● **Directions for this task**
Set down, in full, every record in the block.

(Dataset entries)
>> begin
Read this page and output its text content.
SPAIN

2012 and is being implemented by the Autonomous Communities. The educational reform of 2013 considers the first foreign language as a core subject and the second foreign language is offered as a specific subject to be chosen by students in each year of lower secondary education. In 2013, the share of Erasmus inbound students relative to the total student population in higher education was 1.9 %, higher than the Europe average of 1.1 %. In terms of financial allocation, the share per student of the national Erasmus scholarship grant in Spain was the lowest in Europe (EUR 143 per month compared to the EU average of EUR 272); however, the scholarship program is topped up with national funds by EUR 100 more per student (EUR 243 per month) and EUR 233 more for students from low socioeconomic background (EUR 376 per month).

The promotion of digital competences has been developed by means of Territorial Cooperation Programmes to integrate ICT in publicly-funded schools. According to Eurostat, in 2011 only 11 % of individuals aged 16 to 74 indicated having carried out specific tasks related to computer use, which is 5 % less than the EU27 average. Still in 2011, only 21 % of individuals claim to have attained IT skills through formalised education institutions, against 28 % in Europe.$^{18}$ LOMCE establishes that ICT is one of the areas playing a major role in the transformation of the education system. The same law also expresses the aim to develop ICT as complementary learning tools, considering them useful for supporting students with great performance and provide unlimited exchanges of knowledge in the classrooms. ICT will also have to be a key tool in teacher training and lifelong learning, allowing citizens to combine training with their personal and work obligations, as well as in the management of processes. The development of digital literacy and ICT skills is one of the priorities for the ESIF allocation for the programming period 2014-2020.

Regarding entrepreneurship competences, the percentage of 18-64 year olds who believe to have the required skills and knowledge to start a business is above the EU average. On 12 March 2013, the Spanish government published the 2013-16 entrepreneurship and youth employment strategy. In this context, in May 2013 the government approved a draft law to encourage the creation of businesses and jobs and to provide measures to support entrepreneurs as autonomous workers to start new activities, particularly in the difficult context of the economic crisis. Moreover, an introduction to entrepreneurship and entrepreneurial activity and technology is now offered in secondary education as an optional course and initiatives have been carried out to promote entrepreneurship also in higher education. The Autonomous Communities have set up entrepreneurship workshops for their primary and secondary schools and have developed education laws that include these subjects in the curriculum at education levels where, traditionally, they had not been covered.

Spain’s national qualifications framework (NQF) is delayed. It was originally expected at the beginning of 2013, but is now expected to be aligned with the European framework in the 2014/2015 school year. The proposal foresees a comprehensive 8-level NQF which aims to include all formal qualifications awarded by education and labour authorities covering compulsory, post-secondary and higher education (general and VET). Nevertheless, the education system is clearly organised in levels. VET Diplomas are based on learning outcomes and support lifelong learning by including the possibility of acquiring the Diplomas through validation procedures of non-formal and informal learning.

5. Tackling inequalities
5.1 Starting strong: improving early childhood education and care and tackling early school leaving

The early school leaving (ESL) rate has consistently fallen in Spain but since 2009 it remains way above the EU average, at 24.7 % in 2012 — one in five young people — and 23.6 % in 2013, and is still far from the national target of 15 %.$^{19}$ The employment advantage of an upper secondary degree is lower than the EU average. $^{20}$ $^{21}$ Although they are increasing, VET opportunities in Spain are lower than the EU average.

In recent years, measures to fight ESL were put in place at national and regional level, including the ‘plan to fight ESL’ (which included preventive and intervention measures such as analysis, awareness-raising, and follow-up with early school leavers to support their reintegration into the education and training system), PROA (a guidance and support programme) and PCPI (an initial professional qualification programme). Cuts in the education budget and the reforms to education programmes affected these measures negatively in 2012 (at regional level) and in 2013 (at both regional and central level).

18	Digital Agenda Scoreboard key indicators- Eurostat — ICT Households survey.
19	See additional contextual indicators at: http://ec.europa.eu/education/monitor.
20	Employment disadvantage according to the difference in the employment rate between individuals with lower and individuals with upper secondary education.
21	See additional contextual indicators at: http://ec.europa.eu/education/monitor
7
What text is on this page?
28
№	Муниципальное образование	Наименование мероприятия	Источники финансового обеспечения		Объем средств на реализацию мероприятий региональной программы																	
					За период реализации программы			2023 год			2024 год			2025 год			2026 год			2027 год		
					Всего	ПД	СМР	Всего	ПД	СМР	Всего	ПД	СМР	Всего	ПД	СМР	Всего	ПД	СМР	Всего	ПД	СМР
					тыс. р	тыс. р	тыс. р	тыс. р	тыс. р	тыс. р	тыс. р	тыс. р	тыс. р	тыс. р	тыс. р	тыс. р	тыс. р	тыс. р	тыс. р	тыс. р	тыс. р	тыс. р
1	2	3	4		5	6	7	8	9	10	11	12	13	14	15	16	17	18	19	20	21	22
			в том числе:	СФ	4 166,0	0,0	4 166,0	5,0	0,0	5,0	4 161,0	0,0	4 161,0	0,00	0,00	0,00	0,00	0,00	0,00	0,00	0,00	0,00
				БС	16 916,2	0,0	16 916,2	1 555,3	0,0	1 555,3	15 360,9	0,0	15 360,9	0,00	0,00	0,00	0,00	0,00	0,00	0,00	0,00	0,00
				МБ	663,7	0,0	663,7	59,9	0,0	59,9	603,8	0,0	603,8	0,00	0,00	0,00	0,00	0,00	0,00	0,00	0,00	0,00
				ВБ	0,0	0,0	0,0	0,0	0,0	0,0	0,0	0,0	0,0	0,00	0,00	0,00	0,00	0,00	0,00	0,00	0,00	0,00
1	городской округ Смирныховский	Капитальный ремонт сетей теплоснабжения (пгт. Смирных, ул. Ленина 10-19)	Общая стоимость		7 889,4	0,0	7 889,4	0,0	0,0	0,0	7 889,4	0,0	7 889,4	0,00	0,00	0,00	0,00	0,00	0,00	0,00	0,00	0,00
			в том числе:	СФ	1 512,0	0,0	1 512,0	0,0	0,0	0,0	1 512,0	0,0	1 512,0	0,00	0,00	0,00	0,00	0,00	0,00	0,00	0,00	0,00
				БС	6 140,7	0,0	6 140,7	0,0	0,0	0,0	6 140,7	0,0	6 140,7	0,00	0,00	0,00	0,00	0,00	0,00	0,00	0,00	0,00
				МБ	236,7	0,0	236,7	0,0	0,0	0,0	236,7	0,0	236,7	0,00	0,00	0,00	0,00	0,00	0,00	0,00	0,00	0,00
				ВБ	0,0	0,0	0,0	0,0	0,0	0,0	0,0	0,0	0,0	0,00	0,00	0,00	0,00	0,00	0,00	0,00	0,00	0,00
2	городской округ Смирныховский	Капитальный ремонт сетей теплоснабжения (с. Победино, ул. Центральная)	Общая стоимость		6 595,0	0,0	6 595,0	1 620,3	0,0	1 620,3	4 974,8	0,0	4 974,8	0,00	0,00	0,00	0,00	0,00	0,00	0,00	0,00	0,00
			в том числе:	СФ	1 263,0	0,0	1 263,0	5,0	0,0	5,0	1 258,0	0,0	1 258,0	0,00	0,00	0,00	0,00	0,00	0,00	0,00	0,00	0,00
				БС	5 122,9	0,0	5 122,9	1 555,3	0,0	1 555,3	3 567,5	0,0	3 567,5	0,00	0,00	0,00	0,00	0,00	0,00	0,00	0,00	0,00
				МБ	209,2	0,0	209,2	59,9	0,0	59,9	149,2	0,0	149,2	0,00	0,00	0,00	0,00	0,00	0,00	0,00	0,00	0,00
>> end
● **Response**
Read this page and output its text content.
SPAIN

2012 and is being implemented by the Autonomous Communities. The educational reform of 2013 considers the first foreign language as a core subject and the second foreign language is offered as a specific subject to be chosen by students in each year of lower secondary education. In 2013, the share of Erasmus inbound students relative to the total student population in higher education was 1.9 %, higher than the Europe average of 1.1 %. In terms of financial allocation, the share per student of the national Erasmus scholarship grant in Spain was the lowest in Europe (EUR 143 per month compared to the EU average of EUR 272); however, the scholarship program is topped up with national funds by EUR 100 more per student (EUR 243 per month) and EUR 233 more for students from low socioeconomic background (EUR 376 per month).

The promotion of digital competences has been developed by means of Territorial Cooperation Programmes to integrate ICT in publicly-funded schools. According to Eurostat, in 2011 only 11 % of individuals aged 16 to 74 indicated having carried out specific tasks related to computer use, which is 5 % less than the EU27 average. Still in 2011, only 21 % of individuals claim to have attained IT skills through formalised education institutions, against 28 % in Europe.$^{18}$ LOMCE establishes that ICT is one of the areas playing a major role in the transformation of the education system. The same law also expresses the aim to develop ICT as complementary learning tools, considering them useful for supporting students with great performance and provide unlimited exchanges of knowledge in the classrooms. ICT will also have to be a key tool in teacher training and lifelong learning, allowing citizens to combine training with their personal and work obligations, as well as in the management of processes. The development of digital literacy and ICT skills is one of the priorities for the ESIF allocation for the programming period 2014-2020.

Regarding entrepreneurship competences, the percentage of 18-64 year olds who believe to have the required skills and knowledge to start a business is above the EU average. On 12 March 2013, the Spanish government published the 2013-16 entrepreneurship and youth employment strategy. In this context, in May 2013 the government approved a draft law to encourage the creation of businesses and jobs and to provide measures to support entrepreneurs as autonomous workers to start new activities, particularly in the difficult context of the economic crisis. Moreover, an introduction to entrepreneurship and entrepreneurial activity and technology is now offered in secondary education as an optional course and initiatives have been carried out to promote entrepreneurship also in higher education. The Autonomous Communities have set up entrepreneurship workshops for their primary and secondary schools and have developed education laws that include these subjects in the curriculum at education levels where, traditionally, they had not been covered.

Spain’s national qualifications framework (NQF) is delayed. It was originally expected at the beginning of 2013, but is now expected to be aligned with the European framework in the 2014/2015 school year. The proposal foresees a comprehensive 8-level NQF which aims to include all formal qualifications awarded by education and labour authorities covering compulsory, post-secondary and higher education (general and VET). Nevertheless, the education system is clearly organised in levels. VET Diplomas are based on learning outcomes and support lifelong learning by including the possibility of acquiring the Diplomas through validation procedures of non-formal and informal learning.

5. Tackling inequalities
5.1 Starting strong: improving early childhood education and care and tackling early school leaving

The early school leaving (ESL) rate has consistently fallen in Spain but since 2009 it remains way above the EU average, at 24.7 % in 2012 — one in five young people — and 23.6 % in 2013, and is still far from the national target of 15 %.$^{19}$ The employment advantage of an upper secondary degree is lower than the EU average. $^{20}$ $^{21}$ Although they are increasing, VET opportunities in Spain are lower than the EU average.

In recent years, measures to fight ESL were put in place at national and regional level, including the ‘plan to fight ESL’ (which included preventive and intervention measures such as analysis, awareness-raising, and follow-up with early school leavers to support their reintegration into the education and training system), PROA (a guidance and support programme) and PCPI (an initial professional qualification programme). Cuts in the education budget and the reforms to education programmes affected these measures negatively in 2012 (at regional level) and in 2013 (at both regional and central level).

18	Digital Agenda Scoreboard key indicators- Eurostat — ICT Households survey.
19	See additional contextual indicators at: http://ec.europa.eu/education/monitor.
20	Employment disadvantage according to the difference in the employment rate between individuals with lower and individuals with upper secondary education.
21	See additional contextual indicators at: http://ec.europa.eu/education/monitor
7
What text is on this page?
28
№	Муниципальное образование	Наименование мероприятия	Источники финансового обеспечения		Объем средств на реализацию мероприятий региональной программы																	
					За период реализации программы			2023 год			2024 год			2025 год			2026 год			2027 год		
					Всего	ПД	СМР	Всего	ПД	СМР	Всего	ПД	СМР	Всего	ПД	СМР	Всего	ПД	СМР	Всего	ПД	СМР
					тыс. р	тыс. р	тыс. р	тыс. р	тыс. р	тыс. р	тыс. р	тыс. р	тыс. р	тыс. р	тыс. р	тыс. р	тыс. р	тыс. р	тыс. р	тыс. р	тыс. р	тыс. р
1	2	3	4		5	6	7	8	9	10	11	12	13	14	15	16	17	18	19	20	21	22
			в том числе:	СФ	4 166,0	0,0	4 166,0	5,0	0,0	5,0	4 161,0	0,0	4 161,0	0,00	0,00	0,00	0,00	0,00	0,00	0,00	0,00	0,00
				БС	16 916,2	0,0	16 916,2	1 555,3	0,0	1 555,3	15 360,9	0,0	15 360,9	0,00	0,00	0,00	0,00	0,00	0,00	0,00	0,00	0,00
				МБ	663,7	0,0	663,7	59,9	0,0	59,9	603,8	0,0	603,8	0,00	0,00	0,00	0,00	0,00	0,00	0,00	0,00	0,00
				ВБ	0,0	0,0	0,0	0,0	0,0	0,0	0,0	0,0	0,0	0,00	0,00	0,00	0,00	0,00	0,00	0,00	0,00	0,00
1	городской округ Смирныховский	Капитальный ремонт сетей теплоснабжения (пгт. Смирных, ул. Ленина 10-19)	Общая стоимость		7 889,4	0,0	7 889,4	0,0	0,0	0,0	7 889,4	0,0	7 889,4	0,00	0,00	0,00	0,00	0,00	0,00	0,00	0,00	0,00
			в том числе:	СФ	1 512,0	0,0	1 512,0	0,0	0,0	0,0	1 512,0	0,0	1 512,0	0,00	0,00	0,00	0,00	0,00	0,00	0,00	0,00	0,00
				БС	6 140,7	0,0	6 140,7	0,0	0,0	0,0	6 140,7	0,0	6 140,7	0,00	0,00	0,00	0,00	0,00	0,00	0,00	0,00	0,00
				МБ	236,7	0,0	236,7	0,0	0,0	0,0	236,7	0,0	236,7	0,00	0,00	0,00	0,00	0,00	0,00	0,00	0,00	0,00
				ВБ	0,0	0,0	0,0	0,0	0,0	0,0	0,0	0,0	0,0	0,00	0,00	0,00	0,00	0,00	0,00	0,00	0,00	0,00
2	городской округ Смирныховский	Капитальный ремонт сетей теплоснабжения (с. Победино, ул. Центральная)	Общая стоимость		6 595,0	0,0	6 595,0	1 620,3	0,0	1 620,3	4 974,8	0,0	4 974,8	0,00	0,00	0,00	0,00	0,00	0,00	0,00	0,00	0,00
			в том числе:	СФ	1 263,0	0,0	1 263,0	5,0	0,0	5,0	1 258,0	0,0	1 258,0	0,00	0,00	0,00	0,00	0,00	0,00	0,00	0,00	0,00
				БС	5 122,9	0,0	5 122,9	1 555,3	0,0	1 555,3	3 567,5	0,0	3 567,5	0,00	0,00	0,00	0,00	0,00	0,00	0,00	0,00	0,00
				МБ	209,2	0,0	209,2	59,9	0,0	59,9	149,2	0,0	149,2	0,00	0,00	0,00	0,00	0,00	0,00	0,00	0,00	0,00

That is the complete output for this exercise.